### Given data
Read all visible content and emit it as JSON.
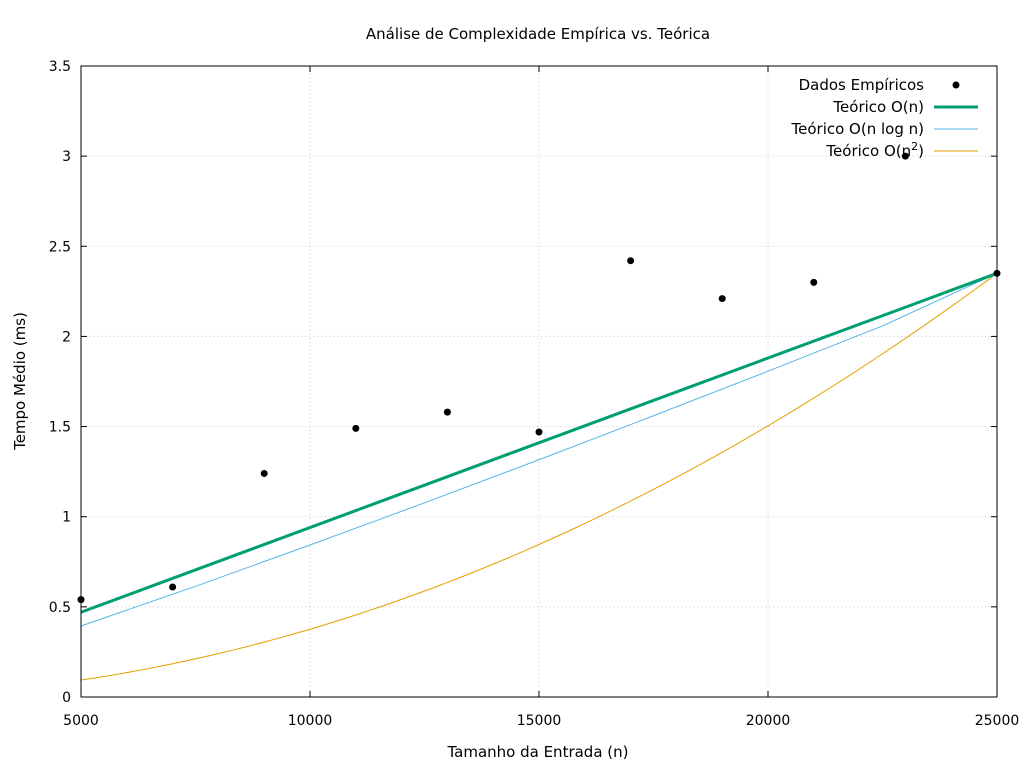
{
  "chart_data": {
    "type": "line",
    "title": "Análise de Complexidade Empírica vs. Teórica",
    "xlabel": "Tamanho da Entrada (n)",
    "ylabel": "Tempo Médio (ms)",
    "xlim": [
      5000,
      25000
    ],
    "ylim": [
      0,
      3.5
    ],
    "xticks": [
      5000,
      10000,
      15000,
      20000,
      25000
    ],
    "yticks": [
      0,
      0.5,
      1,
      1.5,
      2,
      2.5,
      3,
      3.5
    ],
    "xtick_labels": [
      "5000",
      "10000",
      "15000",
      "20000",
      "25000"
    ],
    "ytick_labels": [
      "0",
      "0.5",
      "1",
      "1.5",
      "2",
      "2.5",
      "3",
      "3.5"
    ],
    "grid": true,
    "legend_position": "top-right",
    "scatter": {
      "name": "Dados Empíricos",
      "color": "#000000",
      "x": [
        5000,
        7000,
        9000,
        11000,
        13000,
        15000,
        17000,
        19000,
        21000,
        23000,
        25000
      ],
      "y": [
        0.54,
        0.61,
        1.24,
        1.49,
        1.58,
        1.47,
        2.42,
        2.21,
        2.3,
        3.0,
        2.35
      ]
    },
    "series": [
      {
        "name": "Teórico O(n)",
        "name_main": "Teórico O(n)",
        "color": "#009e73",
        "x": [
          5000,
          25000
        ],
        "y": [
          0.47,
          2.35
        ]
      },
      {
        "name": "Teórico O(n log n)",
        "name_main": "Teórico O(n log n)",
        "color": "#56b4e9",
        "x": [
          5000,
          7500,
          10000,
          12500,
          15000,
          17500,
          20000,
          22500,
          25000
        ],
        "y": [
          0.394,
          0.614,
          0.843,
          1.077,
          1.316,
          1.56,
          1.807,
          2.058,
          2.35
        ]
      },
      {
        "name": "Teórico O(n²)",
        "name_main": "Teórico O(n",
        "name_sup": "2",
        "name_end": ")",
        "color": "#e69f00",
        "x": [
          5000,
          7500,
          10000,
          12500,
          15000,
          17500,
          20000,
          22500,
          25000
        ],
        "y": [
          0.094,
          0.2115,
          0.376,
          0.5875,
          0.846,
          1.1515,
          1.504,
          1.9035,
          2.35
        ]
      }
    ]
  }
}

### Exercise goal
Quote the entries in full. Any image among them is to be omitted from the copy.

### Solution to this problem
Read all visible content and emit it as JSON.
{
  "chart_data": {
    "type": "line",
    "title": "Análise de Complexidade Empírica vs. Teórica",
    "xlabel": "Tamanho da Entrada (n)",
    "ylabel": "Tempo Médio (ms)",
    "xlim": [
      5000,
      25000
    ],
    "ylim": [
      0,
      3.5
    ],
    "xticks": [
      5000,
      10000,
      15000,
      20000,
      25000
    ],
    "yticks": [
      0,
      0.5,
      1,
      1.5,
      2,
      2.5,
      3,
      3.5
    ],
    "xtick_labels": [
      "5000",
      "10000",
      "15000",
      "20000",
      "25000"
    ],
    "ytick_labels": [
      "0",
      "0.5",
      "1",
      "1.5",
      "2",
      "2.5",
      "3",
      "3.5"
    ],
    "grid": true,
    "legend_position": "top-right",
    "scatter": {
      "name": "Dados Empíricos",
      "color": "#000000",
      "x": [
        5000,
        7000,
        9000,
        11000,
        13000,
        15000,
        17000,
        19000,
        21000,
        23000,
        25000
      ],
      "y": [
        0.54,
        0.61,
        1.24,
        1.49,
        1.58,
        1.47,
        2.42,
        2.21,
        2.3,
        3.0,
        2.35
      ]
    },
    "series": [
      {
        "name": "Teórico O(n)",
        "name_main": "Teórico O(n)",
        "color": "#009e73",
        "x": [
          5000,
          25000
        ],
        "y": [
          0.47,
          2.35
        ]
      },
      {
        "name": "Teórico O(n log n)",
        "name_main": "Teórico O(n log n)",
        "color": "#56b4e9",
        "x": [
          5000,
          7500,
          10000,
          12500,
          15000,
          17500,
          20000,
          22500,
          25000
        ],
        "y": [
          0.394,
          0.614,
          0.843,
          1.077,
          1.316,
          1.56,
          1.807,
          2.058,
          2.35
        ]
      },
      {
        "name": "Teórico O(n²)",
        "name_main": "Teórico O(n",
        "name_sup": "2",
        "name_end": ")",
        "color": "#e69f00",
        "x": [
          5000,
          7500,
          10000,
          12500,
          15000,
          17500,
          20000,
          22500,
          25000
        ],
        "y": [
          0.094,
          0.2115,
          0.376,
          0.5875,
          0.846,
          1.1515,
          1.504,
          1.9035,
          2.35
        ]
      }
    ]
  }
}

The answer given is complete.